## TASK DETAILS
Your task is to give the data again, exactly, with every line intact.

══════

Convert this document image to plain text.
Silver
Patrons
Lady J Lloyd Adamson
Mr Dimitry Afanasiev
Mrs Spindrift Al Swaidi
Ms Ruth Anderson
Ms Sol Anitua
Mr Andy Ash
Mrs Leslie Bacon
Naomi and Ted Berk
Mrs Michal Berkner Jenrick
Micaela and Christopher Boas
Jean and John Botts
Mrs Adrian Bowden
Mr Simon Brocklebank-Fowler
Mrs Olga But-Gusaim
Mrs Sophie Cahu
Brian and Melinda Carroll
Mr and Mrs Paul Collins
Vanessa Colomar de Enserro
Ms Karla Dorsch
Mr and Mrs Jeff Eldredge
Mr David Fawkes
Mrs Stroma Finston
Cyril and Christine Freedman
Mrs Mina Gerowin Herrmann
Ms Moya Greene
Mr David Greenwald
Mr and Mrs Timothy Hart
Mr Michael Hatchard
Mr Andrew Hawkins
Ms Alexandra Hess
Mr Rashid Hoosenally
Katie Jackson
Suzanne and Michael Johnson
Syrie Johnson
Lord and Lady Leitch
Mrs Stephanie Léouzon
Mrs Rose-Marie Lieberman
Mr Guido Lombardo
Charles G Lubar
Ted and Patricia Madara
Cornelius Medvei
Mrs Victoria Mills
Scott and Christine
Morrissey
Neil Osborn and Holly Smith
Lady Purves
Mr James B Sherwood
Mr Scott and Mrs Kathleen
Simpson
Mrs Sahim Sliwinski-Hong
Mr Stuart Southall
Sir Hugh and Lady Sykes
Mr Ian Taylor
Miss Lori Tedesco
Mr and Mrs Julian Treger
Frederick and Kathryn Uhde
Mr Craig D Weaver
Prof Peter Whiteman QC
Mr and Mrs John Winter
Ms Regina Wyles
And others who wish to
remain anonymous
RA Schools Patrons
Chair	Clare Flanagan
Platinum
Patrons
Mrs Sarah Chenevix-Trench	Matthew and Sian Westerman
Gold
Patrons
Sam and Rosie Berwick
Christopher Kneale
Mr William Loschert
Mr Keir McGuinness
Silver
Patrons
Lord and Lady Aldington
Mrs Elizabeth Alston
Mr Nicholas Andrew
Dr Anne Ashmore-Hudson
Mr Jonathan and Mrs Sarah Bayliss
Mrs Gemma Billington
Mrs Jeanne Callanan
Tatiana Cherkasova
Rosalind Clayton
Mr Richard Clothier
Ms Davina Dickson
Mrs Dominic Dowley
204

══════

## REPLY
Convert this document image to plain text.
Silver
Patrons
Lady J Lloyd Adamson
Mr Dimitry Afanasiev
Mrs Spindrift Al Swaidi
Ms Ruth Anderson
Ms Sol Anitua
Mr Andy Ash
Mrs Leslie Bacon
Naomi and Ted Berk
Mrs Michal Berkner Jenrick
Micaela and Christopher Boas
Jean and John Botts
Mrs Adrian Bowden
Mr Simon Brocklebank-Fowler
Mrs Olga But-Gusaim
Mrs Sophie Cahu
Brian and Melinda Carroll
Mr and Mrs Paul Collins
Vanessa Colomar de Enserro
Ms Karla Dorsch
Mr and Mrs Jeff Eldredge
Mr David Fawkes
Mrs Stroma Finston
Cyril and Christine Freedman
Mrs Mina Gerowin Herrmann
Ms Moya Greene
Mr David Greenwald
Mr and Mrs Timothy Hart
Mr Michael Hatchard
Mr Andrew Hawkins
Ms Alexandra Hess
Mr Rashid Hoosenally
Katie Jackson
Suzanne and Michael Johnson
Syrie Johnson
Lord and Lady Leitch
Mrs Stephanie Léouzon
Mrs Rose-Marie Lieberman
Mr Guido Lombardo
Charles G Lubar
Ted and Patricia Madara
Cornelius Medvei
Mrs Victoria Mills
Scott and Christine
Morrissey
Neil Osborn and Holly Smith
Lady Purves
Mr James B Sherwood
Mr Scott and Mrs Kathleen
Simpson
Mrs Sahim Sliwinski-Hong
Mr Stuart Southall
Sir Hugh and Lady Sykes
Mr Ian Taylor
Miss Lori Tedesco
Mr and Mrs Julian Treger
Frederick and Kathryn Uhde
Mr Craig D Weaver
Prof Peter Whiteman QC
Mr and Mrs John Winter
Ms Regina Wyles
And others who wish to
remain anonymous
RA Schools Patrons
Chair	Clare Flanagan
Platinum
Patrons
Mrs Sarah Chenevix-Trench	Matthew and Sian Westerman
Gold
Patrons
Sam and Rosie Berwick
Christopher Kneale
Mr William Loschert
Mr Keir McGuinness
Silver
Patrons
Lord and Lady Aldington
Mrs Elizabeth Alston
Mr Nicholas Andrew
Dr Anne Ashmore-Hudson
Mr Jonathan and Mrs Sarah Bayliss
Mrs Gemma Billington
Mrs Jeanne Callanan
Tatiana Cherkasova
Rosalind Clayton
Mr Richard Clothier
Ms Davina Dickson
Mrs Dominic Dowley
204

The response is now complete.